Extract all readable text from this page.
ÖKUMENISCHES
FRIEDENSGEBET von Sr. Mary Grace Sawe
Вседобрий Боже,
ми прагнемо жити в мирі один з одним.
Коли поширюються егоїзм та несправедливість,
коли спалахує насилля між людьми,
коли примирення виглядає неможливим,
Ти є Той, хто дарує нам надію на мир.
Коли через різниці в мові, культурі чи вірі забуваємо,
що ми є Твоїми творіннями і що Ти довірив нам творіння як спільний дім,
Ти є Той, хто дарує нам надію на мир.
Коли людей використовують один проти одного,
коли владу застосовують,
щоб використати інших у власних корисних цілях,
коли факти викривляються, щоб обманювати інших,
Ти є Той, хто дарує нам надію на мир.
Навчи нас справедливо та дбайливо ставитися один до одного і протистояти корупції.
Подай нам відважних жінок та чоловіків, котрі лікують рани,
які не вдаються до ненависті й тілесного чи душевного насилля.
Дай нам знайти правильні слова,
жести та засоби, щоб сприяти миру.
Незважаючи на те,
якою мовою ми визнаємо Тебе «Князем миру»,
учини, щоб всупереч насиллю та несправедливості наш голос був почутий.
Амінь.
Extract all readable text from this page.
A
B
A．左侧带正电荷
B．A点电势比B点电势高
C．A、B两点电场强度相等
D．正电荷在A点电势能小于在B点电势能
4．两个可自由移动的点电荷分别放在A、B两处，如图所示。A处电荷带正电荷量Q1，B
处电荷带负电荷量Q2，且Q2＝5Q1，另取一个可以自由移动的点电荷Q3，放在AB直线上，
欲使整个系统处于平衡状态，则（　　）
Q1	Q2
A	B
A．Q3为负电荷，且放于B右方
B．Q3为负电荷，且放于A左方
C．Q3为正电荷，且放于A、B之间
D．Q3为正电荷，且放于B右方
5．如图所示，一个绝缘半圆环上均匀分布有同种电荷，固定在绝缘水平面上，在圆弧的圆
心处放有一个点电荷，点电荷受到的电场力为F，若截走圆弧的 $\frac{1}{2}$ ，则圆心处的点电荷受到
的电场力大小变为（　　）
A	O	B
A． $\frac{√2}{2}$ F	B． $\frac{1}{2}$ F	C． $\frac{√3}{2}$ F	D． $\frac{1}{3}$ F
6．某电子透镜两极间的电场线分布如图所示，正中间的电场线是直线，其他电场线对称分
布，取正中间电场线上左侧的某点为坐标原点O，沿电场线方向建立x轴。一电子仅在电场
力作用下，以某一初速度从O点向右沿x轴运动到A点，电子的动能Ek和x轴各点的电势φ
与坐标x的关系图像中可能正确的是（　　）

....................

EXERCISE TASK »
Identify each line in the records above containing the word "інших"; copy those lines.

WRITTEN RESPONSE »
щоб використати інших у власних корисних цілях,
коли факти викривляються, щоб обманювати інших,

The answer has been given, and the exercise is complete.